### What this task involves
Only the pictures are to be left out; set down the rest of the records exactly.

### Extracted data entries
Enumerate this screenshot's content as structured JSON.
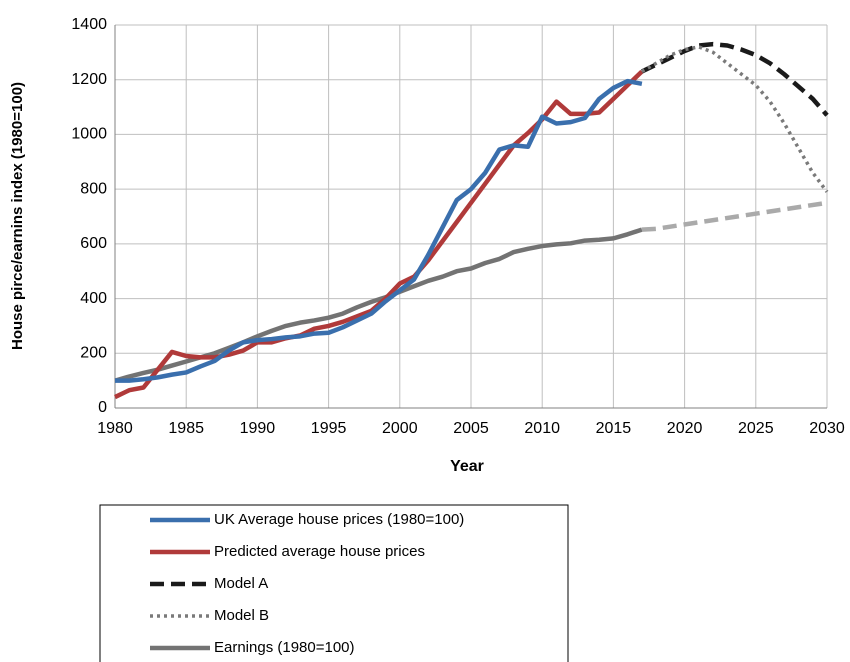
{
  "chart_data": {
    "type": "line",
    "x_label": "Year",
    "y_label": "House pirce/earnins index (1980=100)",
    "xlim": [
      1980,
      2030
    ],
    "xticks": [
      1980,
      1985,
      1990,
      1995,
      2000,
      2005,
      2010,
      2015,
      2020,
      2025,
      2030
    ],
    "ylim": [
      0,
      1400
    ],
    "yticks": [
      0,
      200,
      400,
      600,
      800,
      1000,
      1200,
      1400
    ],
    "grid": true,
    "legend": "bottom",
    "series": [
      {
        "name": "UK Average house prices (1980=100)",
        "color": "#3a6fad",
        "style": "solid",
        "x": [
          1980,
          1981,
          1982,
          1983,
          1984,
          1985,
          1986,
          1987,
          1988,
          1989,
          1990,
          1991,
          1992,
          1993,
          1994,
          1995,
          1996,
          1997,
          1998,
          1999,
          2000,
          2001,
          2002,
          2003,
          2004,
          2005,
          2006,
          2007,
          2008,
          2009,
          2010,
          2011,
          2012,
          2013,
          2014,
          2015,
          2016,
          2017
        ],
        "values": [
          100,
          100,
          105,
          112,
          122,
          130,
          152,
          172,
          210,
          240,
          248,
          252,
          258,
          262,
          272,
          275,
          295,
          320,
          345,
          390,
          430,
          470,
          560,
          660,
          760,
          800,
          860,
          945,
          960,
          955,
          1065,
          1040,
          1045,
          1060,
          1130,
          1170,
          1195,
          1185
        ]
      },
      {
        "name": "Predicted average house prices",
        "color": "#b03a3a",
        "style": "solid",
        "x": [
          1980,
          1981,
          1982,
          1983,
          1984,
          1985,
          1986,
          1987,
          1988,
          1989,
          1990,
          1991,
          1992,
          1993,
          1994,
          1995,
          1996,
          1997,
          1998,
          1999,
          2000,
          2001,
          2002,
          2003,
          2004,
          2005,
          2006,
          2007,
          2008,
          2009,
          2010,
          2011,
          2012,
          2013,
          2014,
          2015,
          2016,
          2017
        ],
        "values": [
          40,
          65,
          75,
          140,
          205,
          190,
          185,
          185,
          195,
          210,
          240,
          240,
          255,
          265,
          290,
          300,
          315,
          335,
          355,
          400,
          455,
          480,
          540,
          610,
          680,
          750,
          820,
          890,
          960,
          1005,
          1055,
          1120,
          1075,
          1075,
          1080,
          1130,
          1180,
          1230
        ]
      },
      {
        "name": "Model A",
        "color": "#1a1a1a",
        "style": "dashed",
        "x": [
          2017,
          2018,
          2019,
          2020,
          2021,
          2022,
          2023,
          2024,
          2025,
          2026,
          2027,
          2028,
          2029,
          2030
        ],
        "values": [
          1230,
          1255,
          1280,
          1305,
          1325,
          1330,
          1325,
          1310,
          1290,
          1260,
          1220,
          1175,
          1130,
          1070
        ]
      },
      {
        "name": "Model B",
        "color": "#7a7a7a",
        "style": "dotted",
        "x": [
          2017,
          2018,
          2019,
          2020,
          2021,
          2022,
          2023,
          2024,
          2025,
          2026,
          2027,
          2028,
          2029,
          2030
        ],
        "values": [
          1230,
          1260,
          1290,
          1310,
          1320,
          1300,
          1260,
          1220,
          1180,
          1120,
          1040,
          950,
          860,
          790
        ]
      },
      {
        "name": "Earnings (1980=100)",
        "color": "#737373",
        "style": "solid",
        "x": [
          1980,
          1981,
          1982,
          1983,
          1984,
          1985,
          1986,
          1987,
          1988,
          1989,
          1990,
          1991,
          1992,
          1993,
          1994,
          1995,
          1996,
          1997,
          1998,
          1999,
          2000,
          2001,
          2002,
          2003,
          2004,
          2005,
          2006,
          2007,
          2008,
          2009,
          2010,
          2011,
          2012,
          2013,
          2014,
          2015,
          2016,
          2017
        ],
        "values": [
          100,
          115,
          128,
          140,
          155,
          170,
          185,
          200,
          220,
          240,
          262,
          282,
          300,
          312,
          320,
          330,
          345,
          368,
          388,
          405,
          425,
          445,
          465,
          480,
          500,
          510,
          530,
          545,
          570,
          582,
          592,
          598,
          602,
          612,
          615,
          620,
          635,
          652
        ]
      },
      {
        "color": "#aaaaaa",
        "style": "dashed",
        "x": [
          2017,
          2018,
          2030
        ],
        "values": [
          652,
          655,
          750
        ]
      }
    ]
  }
}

### Problem solution
Enumerate this screenshot's content as structured JSON.
{
  "chart_data": {
    "type": "line",
    "x_label": "Year",
    "y_label": "House pirce/earnins index (1980=100)",
    "xlim": [
      1980,
      2030
    ],
    "xticks": [
      1980,
      1985,
      1990,
      1995,
      2000,
      2005,
      2010,
      2015,
      2020,
      2025,
      2030
    ],
    "ylim": [
      0,
      1400
    ],
    "yticks": [
      0,
      200,
      400,
      600,
      800,
      1000,
      1200,
      1400
    ],
    "grid": true,
    "legend": "bottom",
    "series": [
      {
        "name": "UK Average house prices (1980=100)",
        "color": "#3a6fad",
        "style": "solid",
        "x": [
          1980,
          1981,
          1982,
          1983,
          1984,
          1985,
          1986,
          1987,
          1988,
          1989,
          1990,
          1991,
          1992,
          1993,
          1994,
          1995,
          1996,
          1997,
          1998,
          1999,
          2000,
          2001,
          2002,
          2003,
          2004,
          2005,
          2006,
          2007,
          2008,
          2009,
          2010,
          2011,
          2012,
          2013,
          2014,
          2015,
          2016,
          2017
        ],
        "values": [
          100,
          100,
          105,
          112,
          122,
          130,
          152,
          172,
          210,
          240,
          248,
          252,
          258,
          262,
          272,
          275,
          295,
          320,
          345,
          390,
          430,
          470,
          560,
          660,
          760,
          800,
          860,
          945,
          960,
          955,
          1065,
          1040,
          1045,
          1060,
          1130,
          1170,
          1195,
          1185
        ]
      },
      {
        "name": "Predicted average house prices",
        "color": "#b03a3a",
        "style": "solid",
        "x": [
          1980,
          1981,
          1982,
          1983,
          1984,
          1985,
          1986,
          1987,
          1988,
          1989,
          1990,
          1991,
          1992,
          1993,
          1994,
          1995,
          1996,
          1997,
          1998,
          1999,
          2000,
          2001,
          2002,
          2003,
          2004,
          2005,
          2006,
          2007,
          2008,
          2009,
          2010,
          2011,
          2012,
          2013,
          2014,
          2015,
          2016,
          2017
        ],
        "values": [
          40,
          65,
          75,
          140,
          205,
          190,
          185,
          185,
          195,
          210,
          240,
          240,
          255,
          265,
          290,
          300,
          315,
          335,
          355,
          400,
          455,
          480,
          540,
          610,
          680,
          750,
          820,
          890,
          960,
          1005,
          1055,
          1120,
          1075,
          1075,
          1080,
          1130,
          1180,
          1230
        ]
      },
      {
        "name": "Model A",
        "color": "#1a1a1a",
        "style": "dashed",
        "x": [
          2017,
          2018,
          2019,
          2020,
          2021,
          2022,
          2023,
          2024,
          2025,
          2026,
          2027,
          2028,
          2029,
          2030
        ],
        "values": [
          1230,
          1255,
          1280,
          1305,
          1325,
          1330,
          1325,
          1310,
          1290,
          1260,
          1220,
          1175,
          1130,
          1070
        ]
      },
      {
        "name": "Model B",
        "color": "#7a7a7a",
        "style": "dotted",
        "x": [
          2017,
          2018,
          2019,
          2020,
          2021,
          2022,
          2023,
          2024,
          2025,
          2026,
          2027,
          2028,
          2029,
          2030
        ],
        "values": [
          1230,
          1260,
          1290,
          1310,
          1320,
          1300,
          1260,
          1220,
          1180,
          1120,
          1040,
          950,
          860,
          790
        ]
      },
      {
        "name": "Earnings (1980=100)",
        "color": "#737373",
        "style": "solid",
        "x": [
          1980,
          1981,
          1982,
          1983,
          1984,
          1985,
          1986,
          1987,
          1988,
          1989,
          1990,
          1991,
          1992,
          1993,
          1994,
          1995,
          1996,
          1997,
          1998,
          1999,
          2000,
          2001,
          2002,
          2003,
          2004,
          2005,
          2006,
          2007,
          2008,
          2009,
          2010,
          2011,
          2012,
          2013,
          2014,
          2015,
          2016,
          2017
        ],
        "values": [
          100,
          115,
          128,
          140,
          155,
          170,
          185,
          200,
          220,
          240,
          262,
          282,
          300,
          312,
          320,
          330,
          345,
          368,
          388,
          405,
          425,
          445,
          465,
          480,
          500,
          510,
          530,
          545,
          570,
          582,
          592,
          598,
          602,
          612,
          615,
          620,
          635,
          652
        ]
      },
      {
        "color": "#aaaaaa",
        "style": "dashed",
        "x": [
          2017,
          2018,
          2030
        ],
        "values": [
          652,
          655,
          750
        ]
      }
    ]
  }
}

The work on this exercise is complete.